◆ **Directions**: Transcribe the data in full and exactly, omitting any pictures.

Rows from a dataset
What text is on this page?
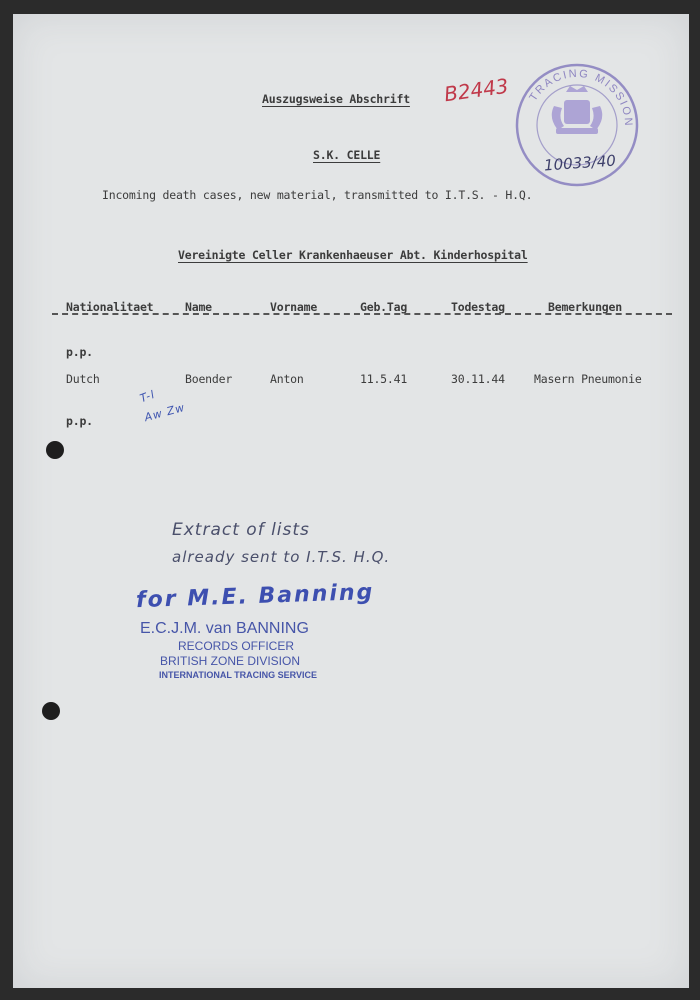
Auszugsweise Abschrift B2443
S.K. CELLE
Incoming death cases, new material, transmitted to I.T.S. - H.Q.
Vereinigte Celler Krankenhaeuser Abt. Kinderhospital
TRACING MISSION
10033/40
Nationalitaet	Name	Vorname	Geb.Tag	Todestag	Bemerkungen
p.p.
Dutch	Boender	Anton	11.5.41	30.11.44	Masern Pneumonie
p.p.
T-l
Aw Zw
Extract of lists
already sent to I.T.S. H.Q.
for M.E. Banning
E.C.J.M. van BANNING
RECORDS OFFICER
BRITISH ZONE DIVISION
INTERNATIONAL TRACING SERVICE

◆ **Written reply**:
What text is on this page?
Auszugsweise Abschrift B2443
S.K. CELLE
Incoming death cases, new material, transmitted to I.T.S. - H.Q.
Vereinigte Celler Krankenhaeuser Abt. Kinderhospital
TRACING MISSION
10033/40
Nationalitaet	Name	Vorname	Geb.Tag	Todestag	Bemerkungen
p.p.
Dutch	Boender	Anton	11.5.41	30.11.44	Masern Pneumonie
p.p.
T-l
Aw Zw
Extract of lists
already sent to I.T.S. H.Q.
for M.E. Banning
E.C.J.M. van BANNING
RECORDS OFFICER
BRITISH ZONE DIVISION
INTERNATIONAL TRACING SERVICE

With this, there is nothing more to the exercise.